TASK DIRECTIONS
Go to the line that contains "Decode this image" and extract it along with every line after it, exactly, through the end of the data below.

[Stored entries]
--- BEGIN ---

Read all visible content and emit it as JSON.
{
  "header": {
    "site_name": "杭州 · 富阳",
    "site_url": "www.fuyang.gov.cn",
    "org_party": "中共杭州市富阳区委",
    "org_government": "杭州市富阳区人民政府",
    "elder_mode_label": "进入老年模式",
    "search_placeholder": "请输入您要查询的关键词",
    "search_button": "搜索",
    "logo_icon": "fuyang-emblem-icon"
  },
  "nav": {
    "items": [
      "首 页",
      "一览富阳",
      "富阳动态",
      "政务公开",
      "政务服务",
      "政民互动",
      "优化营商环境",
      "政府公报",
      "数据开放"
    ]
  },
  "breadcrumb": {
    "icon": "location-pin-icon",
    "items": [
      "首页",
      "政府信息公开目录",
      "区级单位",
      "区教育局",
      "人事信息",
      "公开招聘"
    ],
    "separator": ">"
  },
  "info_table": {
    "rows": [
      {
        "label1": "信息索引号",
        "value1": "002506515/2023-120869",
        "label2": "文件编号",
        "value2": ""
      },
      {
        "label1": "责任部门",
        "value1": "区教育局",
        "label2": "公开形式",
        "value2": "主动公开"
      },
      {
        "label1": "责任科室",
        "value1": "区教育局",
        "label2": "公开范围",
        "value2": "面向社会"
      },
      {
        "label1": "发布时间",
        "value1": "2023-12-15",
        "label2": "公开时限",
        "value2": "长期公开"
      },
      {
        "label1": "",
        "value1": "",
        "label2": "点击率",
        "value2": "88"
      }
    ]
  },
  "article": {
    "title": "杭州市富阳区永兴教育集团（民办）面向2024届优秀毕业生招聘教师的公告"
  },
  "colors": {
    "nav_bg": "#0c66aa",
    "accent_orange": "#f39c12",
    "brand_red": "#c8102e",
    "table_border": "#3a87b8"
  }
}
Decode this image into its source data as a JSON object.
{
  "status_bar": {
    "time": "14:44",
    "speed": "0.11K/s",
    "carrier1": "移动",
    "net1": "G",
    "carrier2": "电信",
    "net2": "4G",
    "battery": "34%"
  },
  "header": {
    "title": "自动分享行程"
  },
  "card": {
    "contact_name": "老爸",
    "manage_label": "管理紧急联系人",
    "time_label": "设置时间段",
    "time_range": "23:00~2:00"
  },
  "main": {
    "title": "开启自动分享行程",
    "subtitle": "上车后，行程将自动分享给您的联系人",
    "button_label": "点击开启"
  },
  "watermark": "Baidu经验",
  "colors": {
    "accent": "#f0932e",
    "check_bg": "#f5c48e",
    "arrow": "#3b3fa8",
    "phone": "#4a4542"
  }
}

--- END ---

RESULT
Decode this image into its source data as a JSON object.
{
  "status_bar": {
    "time": "14:44",
    "speed": "0.11K/s",
    "carrier1": "移动",
    "net1": "G",
    "carrier2": "电信",
    "net2": "4G",
    "battery": "34%"
  },
  "header": {
    "title": "自动分享行程"
  },
  "card": {
    "contact_name": "老爸",
    "manage_label": "管理紧急联系人",
    "time_label": "设置时间段",
    "time_range": "23:00~2:00"
  },
  "main": {
    "title": "开启自动分享行程",
    "subtitle": "上车后，行程将自动分享给您的联系人",
    "button_label": "点击开启"
  },
  "watermark": "Baidu经验",
  "colors": {
    "accent": "#f0932e",
    "check_bg": "#f5c48e",
    "arrow": "#3b3fa8",
    "phone": "#4a4542"
  }
}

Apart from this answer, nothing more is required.